Repeat word for word the line with "Convert this document image to plain text." and every line after it until the records below run out.

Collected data
......

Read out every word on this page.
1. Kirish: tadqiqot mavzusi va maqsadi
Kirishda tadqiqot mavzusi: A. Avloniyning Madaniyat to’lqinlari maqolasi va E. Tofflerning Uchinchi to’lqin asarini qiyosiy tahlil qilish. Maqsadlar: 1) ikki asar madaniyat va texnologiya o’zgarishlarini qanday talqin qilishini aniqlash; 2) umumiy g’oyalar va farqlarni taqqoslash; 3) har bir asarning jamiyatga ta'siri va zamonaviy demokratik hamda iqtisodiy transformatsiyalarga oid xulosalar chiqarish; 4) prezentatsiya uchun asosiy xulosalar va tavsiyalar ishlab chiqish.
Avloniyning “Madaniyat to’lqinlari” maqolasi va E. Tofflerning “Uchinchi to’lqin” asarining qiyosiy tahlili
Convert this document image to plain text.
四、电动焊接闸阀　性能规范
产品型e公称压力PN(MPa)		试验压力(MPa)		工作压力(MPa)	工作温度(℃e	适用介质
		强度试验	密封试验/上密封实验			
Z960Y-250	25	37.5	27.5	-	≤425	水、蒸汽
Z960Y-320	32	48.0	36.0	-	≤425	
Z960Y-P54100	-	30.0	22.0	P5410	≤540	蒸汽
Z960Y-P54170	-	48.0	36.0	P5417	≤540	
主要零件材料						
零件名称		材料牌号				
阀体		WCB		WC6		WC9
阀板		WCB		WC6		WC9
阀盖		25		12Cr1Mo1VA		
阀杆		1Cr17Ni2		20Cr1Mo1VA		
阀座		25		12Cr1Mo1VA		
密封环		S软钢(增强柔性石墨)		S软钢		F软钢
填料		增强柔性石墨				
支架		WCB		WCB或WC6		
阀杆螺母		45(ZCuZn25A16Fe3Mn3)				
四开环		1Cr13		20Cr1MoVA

......

- Answer to this problem:
Convert this document image to plain text.
四、电动焊接闸阀　性能规范
产品型e公称压力PN(MPa)		试验压力(MPa)		工作压力(MPa)	工作温度(℃e	适用介质
		强度试验	密封试验/上密封实验			
Z960Y-250	25	37.5	27.5	-	≤425	水、蒸汽
Z960Y-320	32	48.0	36.0	-	≤425	
Z960Y-P54100	-	30.0	22.0	P5410	≤540	蒸汽
Z960Y-P54170	-	48.0	36.0	P5417	≤540	
主要零件材料						
零件名称		材料牌号				
阀体		WCB		WC6		WC9
阀板		WCB		WC6		WC9
阀盖		25		12Cr1Mo1VA		
阀杆		1Cr17Ni2		20Cr1Mo1VA		
阀座		25		12Cr1Mo1VA		
密封环		S软钢(增强柔性石墨)		S软钢		F软钢
填料		增强柔性石墨				
支架		WCB		WCB或WC6		
阀杆螺母		45(ZCuZn25A16Fe3Mn3)				
四开环		1Cr13		20Cr1MoVA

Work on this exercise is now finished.